- WHAT IS EXPECTED
Find how many lines in the material hold the word "solid", then state that number and nothing more.

- PROVIDED RECORDS
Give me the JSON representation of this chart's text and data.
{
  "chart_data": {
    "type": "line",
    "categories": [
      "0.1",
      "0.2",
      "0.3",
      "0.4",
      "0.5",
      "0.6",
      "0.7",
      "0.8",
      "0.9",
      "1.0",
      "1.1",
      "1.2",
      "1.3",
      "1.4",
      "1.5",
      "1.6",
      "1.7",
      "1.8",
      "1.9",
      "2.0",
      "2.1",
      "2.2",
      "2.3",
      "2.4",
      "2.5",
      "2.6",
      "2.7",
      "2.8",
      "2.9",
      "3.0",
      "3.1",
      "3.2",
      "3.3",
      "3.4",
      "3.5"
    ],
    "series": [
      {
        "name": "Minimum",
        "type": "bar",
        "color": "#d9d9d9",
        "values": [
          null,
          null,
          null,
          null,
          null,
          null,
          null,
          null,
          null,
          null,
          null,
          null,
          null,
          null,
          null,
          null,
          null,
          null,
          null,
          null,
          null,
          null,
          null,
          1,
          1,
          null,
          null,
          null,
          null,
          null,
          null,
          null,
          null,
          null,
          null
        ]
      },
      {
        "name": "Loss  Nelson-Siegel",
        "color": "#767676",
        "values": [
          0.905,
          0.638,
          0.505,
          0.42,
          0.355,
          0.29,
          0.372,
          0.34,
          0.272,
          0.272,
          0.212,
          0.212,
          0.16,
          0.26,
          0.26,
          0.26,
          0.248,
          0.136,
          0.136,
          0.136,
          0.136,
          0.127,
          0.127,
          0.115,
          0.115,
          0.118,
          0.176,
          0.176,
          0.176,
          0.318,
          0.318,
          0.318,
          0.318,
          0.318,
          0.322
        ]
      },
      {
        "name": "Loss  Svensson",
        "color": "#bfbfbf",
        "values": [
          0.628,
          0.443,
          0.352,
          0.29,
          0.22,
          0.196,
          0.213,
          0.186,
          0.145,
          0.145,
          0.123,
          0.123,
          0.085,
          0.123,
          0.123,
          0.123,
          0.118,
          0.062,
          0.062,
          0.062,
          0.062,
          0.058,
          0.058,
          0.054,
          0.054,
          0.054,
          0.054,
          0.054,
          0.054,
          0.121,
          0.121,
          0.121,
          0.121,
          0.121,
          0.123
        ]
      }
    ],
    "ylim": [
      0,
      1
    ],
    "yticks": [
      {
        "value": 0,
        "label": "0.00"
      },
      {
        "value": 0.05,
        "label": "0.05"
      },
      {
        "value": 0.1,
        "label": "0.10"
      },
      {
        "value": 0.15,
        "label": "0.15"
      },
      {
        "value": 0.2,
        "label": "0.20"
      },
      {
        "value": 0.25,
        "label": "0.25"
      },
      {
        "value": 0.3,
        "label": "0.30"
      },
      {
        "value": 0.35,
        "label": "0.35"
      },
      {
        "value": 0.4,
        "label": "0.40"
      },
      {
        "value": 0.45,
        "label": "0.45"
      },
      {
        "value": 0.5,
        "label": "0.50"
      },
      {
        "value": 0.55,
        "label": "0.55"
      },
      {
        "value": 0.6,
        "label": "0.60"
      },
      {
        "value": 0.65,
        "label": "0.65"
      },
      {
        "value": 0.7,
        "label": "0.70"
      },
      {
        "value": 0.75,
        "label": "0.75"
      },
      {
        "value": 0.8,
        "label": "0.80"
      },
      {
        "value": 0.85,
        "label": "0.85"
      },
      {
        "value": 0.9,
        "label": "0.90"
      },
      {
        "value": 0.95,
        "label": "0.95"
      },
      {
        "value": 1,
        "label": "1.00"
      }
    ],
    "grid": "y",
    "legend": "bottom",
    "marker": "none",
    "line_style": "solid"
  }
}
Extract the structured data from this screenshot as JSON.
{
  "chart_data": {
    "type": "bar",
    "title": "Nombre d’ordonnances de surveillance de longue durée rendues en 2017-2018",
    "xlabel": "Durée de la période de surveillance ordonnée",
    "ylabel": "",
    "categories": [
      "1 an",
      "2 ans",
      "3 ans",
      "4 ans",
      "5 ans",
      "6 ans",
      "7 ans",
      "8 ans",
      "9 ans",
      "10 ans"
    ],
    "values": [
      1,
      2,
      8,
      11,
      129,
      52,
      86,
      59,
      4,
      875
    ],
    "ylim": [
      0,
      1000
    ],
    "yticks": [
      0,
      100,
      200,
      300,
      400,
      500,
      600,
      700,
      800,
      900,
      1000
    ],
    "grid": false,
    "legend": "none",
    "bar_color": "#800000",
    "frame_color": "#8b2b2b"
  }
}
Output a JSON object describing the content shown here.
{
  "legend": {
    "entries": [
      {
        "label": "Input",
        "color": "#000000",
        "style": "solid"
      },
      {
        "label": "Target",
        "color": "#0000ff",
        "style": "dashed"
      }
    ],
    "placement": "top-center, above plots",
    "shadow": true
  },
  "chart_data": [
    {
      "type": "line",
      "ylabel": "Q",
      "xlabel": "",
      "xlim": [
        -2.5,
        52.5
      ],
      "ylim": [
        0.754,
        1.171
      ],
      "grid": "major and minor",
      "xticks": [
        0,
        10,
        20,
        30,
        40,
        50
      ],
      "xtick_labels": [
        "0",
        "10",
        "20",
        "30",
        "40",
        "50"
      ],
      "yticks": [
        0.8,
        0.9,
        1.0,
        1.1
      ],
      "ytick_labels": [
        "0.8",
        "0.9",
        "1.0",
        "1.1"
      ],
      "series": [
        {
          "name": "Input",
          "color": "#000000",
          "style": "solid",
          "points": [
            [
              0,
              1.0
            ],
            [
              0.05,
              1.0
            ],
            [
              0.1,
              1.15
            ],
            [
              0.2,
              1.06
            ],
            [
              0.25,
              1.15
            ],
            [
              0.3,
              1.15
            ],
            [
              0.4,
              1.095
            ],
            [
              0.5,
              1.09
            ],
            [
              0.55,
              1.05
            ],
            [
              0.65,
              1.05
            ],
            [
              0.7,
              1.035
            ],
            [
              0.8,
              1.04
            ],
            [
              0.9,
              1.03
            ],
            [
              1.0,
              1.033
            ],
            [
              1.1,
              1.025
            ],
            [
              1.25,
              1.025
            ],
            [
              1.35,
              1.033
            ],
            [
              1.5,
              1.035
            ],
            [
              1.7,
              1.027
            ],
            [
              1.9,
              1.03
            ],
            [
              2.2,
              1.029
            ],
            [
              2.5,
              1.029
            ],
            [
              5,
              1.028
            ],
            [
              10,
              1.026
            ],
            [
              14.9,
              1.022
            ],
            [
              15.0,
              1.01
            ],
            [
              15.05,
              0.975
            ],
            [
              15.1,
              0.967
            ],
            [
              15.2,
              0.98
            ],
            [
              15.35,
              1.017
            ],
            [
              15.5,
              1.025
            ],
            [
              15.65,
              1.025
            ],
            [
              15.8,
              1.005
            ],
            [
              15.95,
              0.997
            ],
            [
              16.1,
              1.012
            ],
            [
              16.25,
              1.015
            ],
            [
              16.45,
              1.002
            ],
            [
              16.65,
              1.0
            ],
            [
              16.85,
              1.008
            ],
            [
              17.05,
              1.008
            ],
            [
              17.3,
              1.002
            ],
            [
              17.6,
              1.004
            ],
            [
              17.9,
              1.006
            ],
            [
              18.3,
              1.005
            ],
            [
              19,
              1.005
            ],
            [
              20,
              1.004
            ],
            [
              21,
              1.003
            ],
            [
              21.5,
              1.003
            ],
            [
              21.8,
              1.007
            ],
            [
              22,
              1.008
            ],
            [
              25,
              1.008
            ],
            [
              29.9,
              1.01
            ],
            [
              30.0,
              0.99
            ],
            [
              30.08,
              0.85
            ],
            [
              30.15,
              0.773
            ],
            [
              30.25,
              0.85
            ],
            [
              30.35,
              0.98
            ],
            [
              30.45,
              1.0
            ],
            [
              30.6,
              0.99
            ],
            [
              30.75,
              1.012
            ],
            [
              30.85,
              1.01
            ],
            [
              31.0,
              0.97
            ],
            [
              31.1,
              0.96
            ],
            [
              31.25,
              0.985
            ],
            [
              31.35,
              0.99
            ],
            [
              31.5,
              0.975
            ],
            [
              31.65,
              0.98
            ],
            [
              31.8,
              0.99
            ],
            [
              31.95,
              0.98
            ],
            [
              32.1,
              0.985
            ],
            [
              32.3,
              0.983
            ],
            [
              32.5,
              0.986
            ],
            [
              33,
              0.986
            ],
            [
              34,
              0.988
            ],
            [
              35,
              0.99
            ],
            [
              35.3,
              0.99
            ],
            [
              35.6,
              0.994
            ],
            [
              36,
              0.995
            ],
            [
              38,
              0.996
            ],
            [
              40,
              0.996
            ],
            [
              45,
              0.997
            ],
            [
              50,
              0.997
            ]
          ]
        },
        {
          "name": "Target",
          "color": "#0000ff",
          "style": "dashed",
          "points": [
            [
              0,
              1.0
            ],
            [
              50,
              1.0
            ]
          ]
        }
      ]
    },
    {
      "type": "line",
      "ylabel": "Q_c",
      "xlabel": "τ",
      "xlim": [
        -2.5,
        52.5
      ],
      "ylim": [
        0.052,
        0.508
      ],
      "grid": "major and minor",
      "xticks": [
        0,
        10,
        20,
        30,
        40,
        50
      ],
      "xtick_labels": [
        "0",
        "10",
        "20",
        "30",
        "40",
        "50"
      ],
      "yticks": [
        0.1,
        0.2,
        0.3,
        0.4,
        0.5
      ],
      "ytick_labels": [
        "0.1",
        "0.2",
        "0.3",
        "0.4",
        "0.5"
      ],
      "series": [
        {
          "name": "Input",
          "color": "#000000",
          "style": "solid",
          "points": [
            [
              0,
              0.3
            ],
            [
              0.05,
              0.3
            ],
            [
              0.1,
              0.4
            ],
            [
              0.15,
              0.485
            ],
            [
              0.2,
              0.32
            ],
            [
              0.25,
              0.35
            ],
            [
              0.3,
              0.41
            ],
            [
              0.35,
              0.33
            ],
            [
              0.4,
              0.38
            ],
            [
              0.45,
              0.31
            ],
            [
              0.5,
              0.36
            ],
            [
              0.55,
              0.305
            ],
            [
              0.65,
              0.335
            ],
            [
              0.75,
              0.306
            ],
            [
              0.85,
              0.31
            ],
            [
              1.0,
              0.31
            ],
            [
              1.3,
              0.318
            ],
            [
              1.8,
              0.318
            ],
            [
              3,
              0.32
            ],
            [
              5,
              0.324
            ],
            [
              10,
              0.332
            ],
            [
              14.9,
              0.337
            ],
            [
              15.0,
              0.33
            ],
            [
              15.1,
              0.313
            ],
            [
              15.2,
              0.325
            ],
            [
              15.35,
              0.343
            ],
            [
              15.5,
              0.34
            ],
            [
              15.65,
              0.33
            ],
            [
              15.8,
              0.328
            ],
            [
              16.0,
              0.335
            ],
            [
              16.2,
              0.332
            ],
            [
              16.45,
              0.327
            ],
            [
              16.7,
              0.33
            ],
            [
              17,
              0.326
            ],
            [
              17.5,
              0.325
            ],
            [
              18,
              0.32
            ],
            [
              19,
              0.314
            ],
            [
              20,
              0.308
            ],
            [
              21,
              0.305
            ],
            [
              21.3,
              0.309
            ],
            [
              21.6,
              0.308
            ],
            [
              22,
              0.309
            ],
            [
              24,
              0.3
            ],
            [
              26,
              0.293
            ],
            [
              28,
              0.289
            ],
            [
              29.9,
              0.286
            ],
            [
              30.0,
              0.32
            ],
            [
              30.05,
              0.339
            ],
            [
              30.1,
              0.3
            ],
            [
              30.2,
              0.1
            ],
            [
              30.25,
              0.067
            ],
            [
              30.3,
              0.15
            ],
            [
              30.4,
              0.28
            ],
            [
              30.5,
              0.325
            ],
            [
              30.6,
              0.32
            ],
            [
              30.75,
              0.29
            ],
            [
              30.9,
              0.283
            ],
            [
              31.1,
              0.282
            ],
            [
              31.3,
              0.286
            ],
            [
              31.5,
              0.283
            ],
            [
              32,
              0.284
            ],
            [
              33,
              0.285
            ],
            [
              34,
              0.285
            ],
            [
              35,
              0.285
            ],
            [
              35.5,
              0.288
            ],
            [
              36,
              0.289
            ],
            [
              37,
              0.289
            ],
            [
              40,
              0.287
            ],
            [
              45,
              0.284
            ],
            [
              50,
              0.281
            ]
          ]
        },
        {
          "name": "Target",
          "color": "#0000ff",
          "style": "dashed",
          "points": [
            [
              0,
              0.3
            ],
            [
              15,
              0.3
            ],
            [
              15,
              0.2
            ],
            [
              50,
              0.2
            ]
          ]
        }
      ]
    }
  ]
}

- THE OUTPUT
4